Reproduce every record exactly as it appears, but not the pictures.

» Record set
+ + + +
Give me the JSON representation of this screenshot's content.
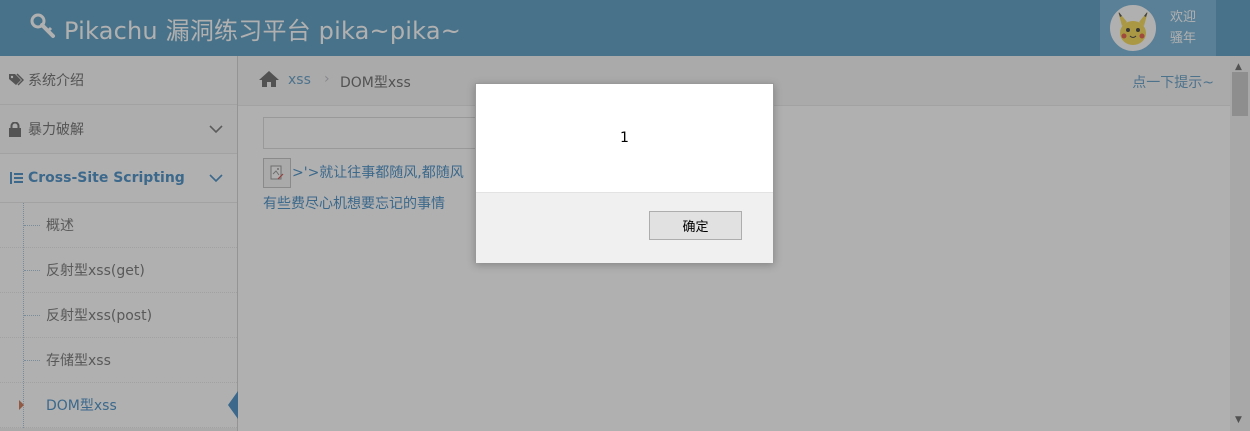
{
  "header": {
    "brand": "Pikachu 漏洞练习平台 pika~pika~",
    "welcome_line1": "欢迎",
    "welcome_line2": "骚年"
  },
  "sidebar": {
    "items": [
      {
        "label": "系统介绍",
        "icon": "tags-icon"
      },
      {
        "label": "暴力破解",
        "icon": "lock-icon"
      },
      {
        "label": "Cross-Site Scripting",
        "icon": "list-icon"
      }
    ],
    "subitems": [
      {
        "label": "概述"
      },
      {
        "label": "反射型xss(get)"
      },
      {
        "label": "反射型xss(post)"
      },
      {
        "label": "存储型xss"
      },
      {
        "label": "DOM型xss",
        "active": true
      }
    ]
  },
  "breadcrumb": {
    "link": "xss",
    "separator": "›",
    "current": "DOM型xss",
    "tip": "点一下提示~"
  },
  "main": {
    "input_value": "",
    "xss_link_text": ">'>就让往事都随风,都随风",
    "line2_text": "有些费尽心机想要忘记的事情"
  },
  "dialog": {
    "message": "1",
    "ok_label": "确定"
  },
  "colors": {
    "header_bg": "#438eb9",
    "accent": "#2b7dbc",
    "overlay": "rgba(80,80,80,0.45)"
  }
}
+ + + +
» Worked answer
Give me the JSON representation of this screenshot's content.
{
  "header": {
    "brand": "Pikachu 漏洞练习平台 pika~pika~",
    "welcome_line1": "欢迎",
    "welcome_line2": "骚年"
  },
  "sidebar": {
    "items": [
      {
        "label": "系统介绍",
        "icon": "tags-icon"
      },
      {
        "label": "暴力破解",
        "icon": "lock-icon"
      },
      {
        "label": "Cross-Site Scripting",
        "icon": "list-icon"
      }
    ],
    "subitems": [
      {
        "label": "概述"
      },
      {
        "label": "反射型xss(get)"
      },
      {
        "label": "反射型xss(post)"
      },
      {
        "label": "存储型xss"
      },
      {
        "label": "DOM型xss",
        "active": true
      }
    ]
  },
  "breadcrumb": {
    "link": "xss",
    "separator": "›",
    "current": "DOM型xss",
    "tip": "点一下提示~"
  },
  "main": {
    "input_value": "",
    "xss_link_text": ">'>就让往事都随风,都随风",
    "line2_text": "有些费尽心机想要忘记的事情"
  },
  "dialog": {
    "message": "1",
    "ok_label": "确定"
  },
  "colors": {
    "header_bg": "#438eb9",
    "accent": "#2b7dbc",
    "overlay": "rgba(80,80,80,0.45)"
  }
}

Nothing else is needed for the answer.